Data tied to figure images:
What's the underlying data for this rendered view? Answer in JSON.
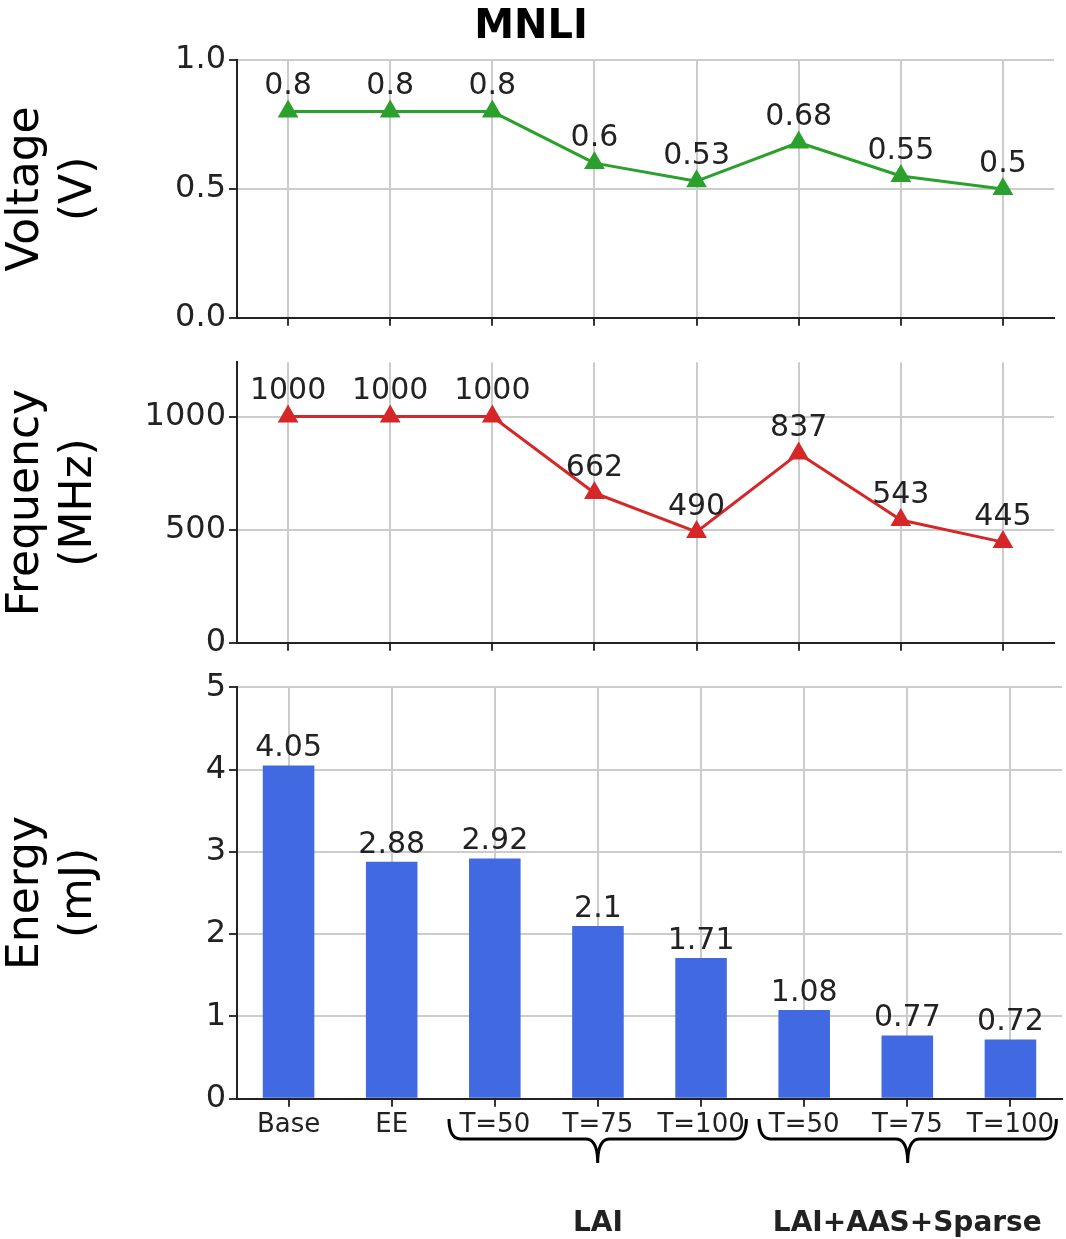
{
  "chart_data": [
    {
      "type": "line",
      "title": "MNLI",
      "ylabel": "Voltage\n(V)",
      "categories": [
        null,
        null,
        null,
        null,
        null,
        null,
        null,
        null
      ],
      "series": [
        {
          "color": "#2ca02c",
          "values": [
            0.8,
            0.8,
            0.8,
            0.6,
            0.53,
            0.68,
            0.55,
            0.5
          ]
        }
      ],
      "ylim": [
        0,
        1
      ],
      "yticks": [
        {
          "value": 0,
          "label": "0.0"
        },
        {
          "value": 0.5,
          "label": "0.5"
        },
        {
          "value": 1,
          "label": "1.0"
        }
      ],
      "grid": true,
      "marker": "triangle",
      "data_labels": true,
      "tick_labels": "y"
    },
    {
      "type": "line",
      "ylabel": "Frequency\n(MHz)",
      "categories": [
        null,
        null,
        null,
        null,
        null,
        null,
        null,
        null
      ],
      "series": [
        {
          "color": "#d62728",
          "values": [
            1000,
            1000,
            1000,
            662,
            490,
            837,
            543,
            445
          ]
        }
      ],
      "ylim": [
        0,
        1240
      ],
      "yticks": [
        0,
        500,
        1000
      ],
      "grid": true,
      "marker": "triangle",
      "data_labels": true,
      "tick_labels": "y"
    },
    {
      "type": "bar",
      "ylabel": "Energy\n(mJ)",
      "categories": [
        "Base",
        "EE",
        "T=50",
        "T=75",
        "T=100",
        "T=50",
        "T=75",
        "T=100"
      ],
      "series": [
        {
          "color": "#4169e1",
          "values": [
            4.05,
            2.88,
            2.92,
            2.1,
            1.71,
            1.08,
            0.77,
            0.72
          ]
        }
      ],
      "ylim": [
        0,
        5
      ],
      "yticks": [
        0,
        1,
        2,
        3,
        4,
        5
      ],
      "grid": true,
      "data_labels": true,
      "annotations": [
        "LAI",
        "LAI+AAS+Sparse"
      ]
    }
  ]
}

* * *

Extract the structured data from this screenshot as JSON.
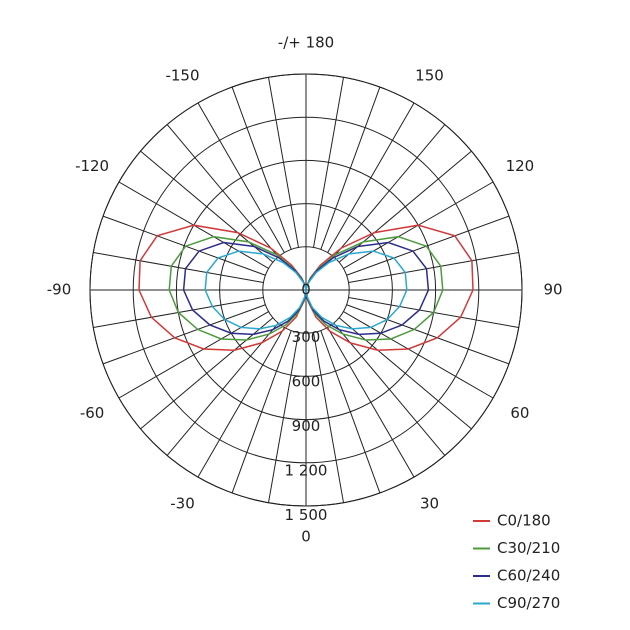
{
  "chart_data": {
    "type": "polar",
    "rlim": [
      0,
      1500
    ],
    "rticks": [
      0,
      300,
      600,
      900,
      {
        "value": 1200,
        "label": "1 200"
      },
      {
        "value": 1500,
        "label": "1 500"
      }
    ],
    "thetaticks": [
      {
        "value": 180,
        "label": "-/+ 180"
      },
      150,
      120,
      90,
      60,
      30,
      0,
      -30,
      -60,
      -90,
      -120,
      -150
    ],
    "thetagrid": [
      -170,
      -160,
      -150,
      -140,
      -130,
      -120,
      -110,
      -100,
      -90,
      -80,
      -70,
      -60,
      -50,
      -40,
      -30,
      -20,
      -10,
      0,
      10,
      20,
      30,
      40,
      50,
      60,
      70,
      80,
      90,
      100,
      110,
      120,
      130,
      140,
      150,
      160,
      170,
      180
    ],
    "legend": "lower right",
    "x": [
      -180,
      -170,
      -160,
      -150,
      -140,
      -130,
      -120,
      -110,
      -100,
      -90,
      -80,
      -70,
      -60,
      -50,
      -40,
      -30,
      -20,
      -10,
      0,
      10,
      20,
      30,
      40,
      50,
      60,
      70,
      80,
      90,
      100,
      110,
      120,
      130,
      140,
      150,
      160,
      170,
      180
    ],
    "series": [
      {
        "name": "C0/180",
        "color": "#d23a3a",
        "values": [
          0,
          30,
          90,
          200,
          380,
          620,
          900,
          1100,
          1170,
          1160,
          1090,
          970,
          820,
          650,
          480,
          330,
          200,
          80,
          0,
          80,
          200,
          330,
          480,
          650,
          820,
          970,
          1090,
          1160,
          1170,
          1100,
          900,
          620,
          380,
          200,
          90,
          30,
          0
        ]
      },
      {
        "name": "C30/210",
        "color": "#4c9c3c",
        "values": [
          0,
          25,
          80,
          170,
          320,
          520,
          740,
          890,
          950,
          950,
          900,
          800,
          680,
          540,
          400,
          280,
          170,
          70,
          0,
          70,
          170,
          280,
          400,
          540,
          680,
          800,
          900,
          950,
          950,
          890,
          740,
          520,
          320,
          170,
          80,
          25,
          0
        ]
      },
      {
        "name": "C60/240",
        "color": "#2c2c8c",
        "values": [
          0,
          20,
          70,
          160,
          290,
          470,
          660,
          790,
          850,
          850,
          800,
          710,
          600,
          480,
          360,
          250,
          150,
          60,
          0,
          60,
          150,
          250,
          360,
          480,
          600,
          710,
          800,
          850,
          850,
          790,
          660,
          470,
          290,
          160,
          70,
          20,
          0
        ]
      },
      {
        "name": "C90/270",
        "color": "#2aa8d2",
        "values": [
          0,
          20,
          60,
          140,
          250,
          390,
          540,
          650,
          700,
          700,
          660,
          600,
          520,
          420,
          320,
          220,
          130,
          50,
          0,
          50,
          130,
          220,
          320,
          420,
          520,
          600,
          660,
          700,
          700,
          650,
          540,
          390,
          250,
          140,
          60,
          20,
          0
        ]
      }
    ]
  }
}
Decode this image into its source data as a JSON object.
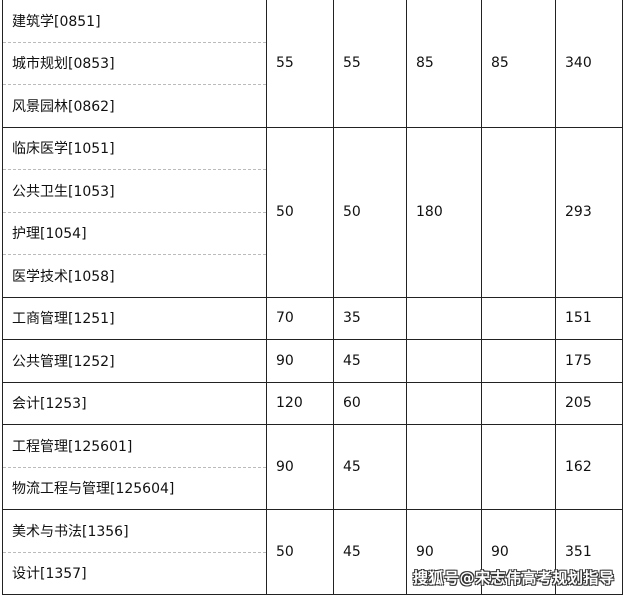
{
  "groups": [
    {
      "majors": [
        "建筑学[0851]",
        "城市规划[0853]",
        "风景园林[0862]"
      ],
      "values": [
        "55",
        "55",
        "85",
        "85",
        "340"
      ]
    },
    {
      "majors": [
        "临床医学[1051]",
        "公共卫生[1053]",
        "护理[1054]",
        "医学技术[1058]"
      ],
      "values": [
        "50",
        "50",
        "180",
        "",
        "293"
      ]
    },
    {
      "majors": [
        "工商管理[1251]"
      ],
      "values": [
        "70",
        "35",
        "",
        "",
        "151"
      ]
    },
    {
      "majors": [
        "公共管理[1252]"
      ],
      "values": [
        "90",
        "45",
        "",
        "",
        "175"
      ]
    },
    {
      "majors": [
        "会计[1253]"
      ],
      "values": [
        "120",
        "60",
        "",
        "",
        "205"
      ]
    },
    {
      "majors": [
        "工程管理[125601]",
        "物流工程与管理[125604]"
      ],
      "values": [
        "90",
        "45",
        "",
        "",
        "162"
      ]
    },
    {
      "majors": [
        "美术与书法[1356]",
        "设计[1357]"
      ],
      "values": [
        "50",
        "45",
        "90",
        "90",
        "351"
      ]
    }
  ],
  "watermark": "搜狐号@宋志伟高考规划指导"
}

==

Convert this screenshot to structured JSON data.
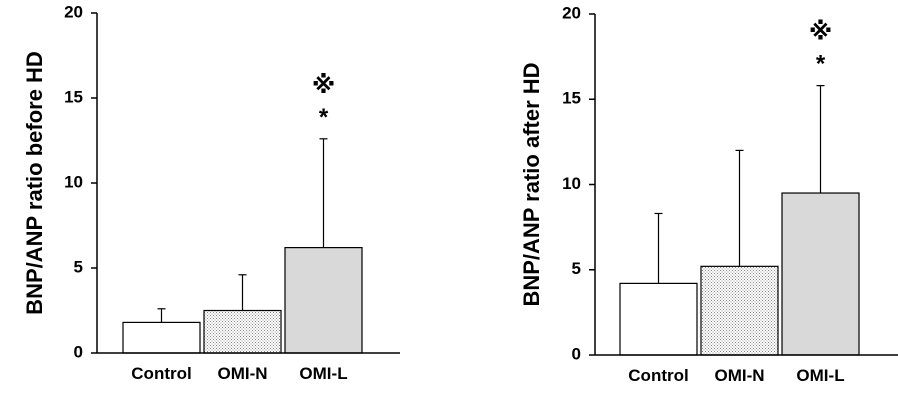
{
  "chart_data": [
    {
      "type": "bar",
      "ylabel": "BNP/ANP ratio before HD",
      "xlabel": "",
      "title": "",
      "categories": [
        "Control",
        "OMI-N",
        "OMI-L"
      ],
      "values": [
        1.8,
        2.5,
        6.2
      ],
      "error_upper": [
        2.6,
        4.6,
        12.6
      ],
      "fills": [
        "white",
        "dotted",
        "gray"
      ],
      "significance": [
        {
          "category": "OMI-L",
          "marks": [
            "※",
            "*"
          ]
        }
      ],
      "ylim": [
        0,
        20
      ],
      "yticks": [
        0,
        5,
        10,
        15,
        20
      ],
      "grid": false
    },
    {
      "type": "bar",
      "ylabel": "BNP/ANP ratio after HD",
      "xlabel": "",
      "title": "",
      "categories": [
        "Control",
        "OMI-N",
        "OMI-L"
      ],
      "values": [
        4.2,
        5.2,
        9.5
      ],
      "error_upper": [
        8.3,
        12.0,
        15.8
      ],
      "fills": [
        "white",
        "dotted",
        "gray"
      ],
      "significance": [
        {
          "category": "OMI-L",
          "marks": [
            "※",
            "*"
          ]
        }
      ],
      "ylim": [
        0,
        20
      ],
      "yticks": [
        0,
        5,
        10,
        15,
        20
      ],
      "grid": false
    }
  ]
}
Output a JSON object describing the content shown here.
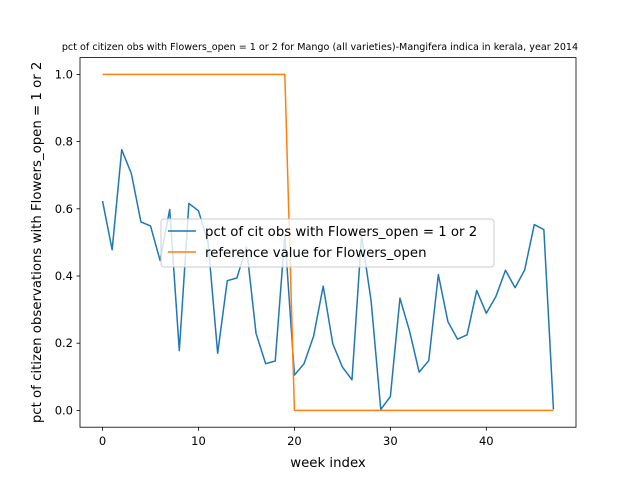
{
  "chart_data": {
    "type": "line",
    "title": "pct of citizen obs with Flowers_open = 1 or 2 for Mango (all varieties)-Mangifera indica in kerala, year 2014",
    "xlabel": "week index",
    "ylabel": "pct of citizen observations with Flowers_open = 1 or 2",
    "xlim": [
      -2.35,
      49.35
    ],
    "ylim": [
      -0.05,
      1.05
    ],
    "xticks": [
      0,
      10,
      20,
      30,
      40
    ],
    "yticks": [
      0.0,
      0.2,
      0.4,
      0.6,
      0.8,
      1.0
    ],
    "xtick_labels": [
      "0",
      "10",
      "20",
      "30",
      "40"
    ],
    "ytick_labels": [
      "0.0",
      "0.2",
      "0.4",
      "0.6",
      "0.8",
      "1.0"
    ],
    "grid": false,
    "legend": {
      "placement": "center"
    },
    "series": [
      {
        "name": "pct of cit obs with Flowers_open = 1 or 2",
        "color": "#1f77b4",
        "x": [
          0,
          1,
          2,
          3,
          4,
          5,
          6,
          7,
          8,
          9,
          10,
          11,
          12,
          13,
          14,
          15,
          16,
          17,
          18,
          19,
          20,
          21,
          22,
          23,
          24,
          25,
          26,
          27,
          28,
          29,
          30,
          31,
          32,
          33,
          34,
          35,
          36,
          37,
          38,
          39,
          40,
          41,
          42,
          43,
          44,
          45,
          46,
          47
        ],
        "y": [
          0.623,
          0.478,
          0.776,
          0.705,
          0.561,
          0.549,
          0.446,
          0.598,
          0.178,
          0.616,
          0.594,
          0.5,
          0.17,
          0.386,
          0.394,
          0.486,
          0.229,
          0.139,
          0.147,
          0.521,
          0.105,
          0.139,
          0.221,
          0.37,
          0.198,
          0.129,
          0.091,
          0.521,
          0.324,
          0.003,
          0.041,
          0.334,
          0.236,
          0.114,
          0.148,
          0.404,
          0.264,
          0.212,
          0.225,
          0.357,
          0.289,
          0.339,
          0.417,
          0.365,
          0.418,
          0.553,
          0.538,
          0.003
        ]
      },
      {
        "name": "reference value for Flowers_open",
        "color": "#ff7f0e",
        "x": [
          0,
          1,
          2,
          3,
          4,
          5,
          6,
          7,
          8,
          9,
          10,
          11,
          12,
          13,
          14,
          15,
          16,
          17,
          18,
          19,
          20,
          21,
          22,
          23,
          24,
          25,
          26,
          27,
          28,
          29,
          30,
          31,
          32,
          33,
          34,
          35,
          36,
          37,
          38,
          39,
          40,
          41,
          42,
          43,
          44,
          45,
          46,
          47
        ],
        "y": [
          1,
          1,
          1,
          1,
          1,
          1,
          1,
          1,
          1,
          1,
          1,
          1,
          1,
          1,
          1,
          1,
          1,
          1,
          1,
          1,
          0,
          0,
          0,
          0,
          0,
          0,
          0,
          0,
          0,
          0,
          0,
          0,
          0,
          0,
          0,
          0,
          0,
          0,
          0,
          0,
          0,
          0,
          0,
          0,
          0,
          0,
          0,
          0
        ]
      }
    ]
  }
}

• **WHAT TO PRODUCE**
Extract all lines that hold the word "title".

• **ANSWER TO THE TASK**
      "title": "MNLI",
      "title": "",
      "title": "",
    "title": "pct of citizen obs with Flowers_open = 1 or 2 for Mango (all varieties)-Mangifera indica in kerala, year 2014",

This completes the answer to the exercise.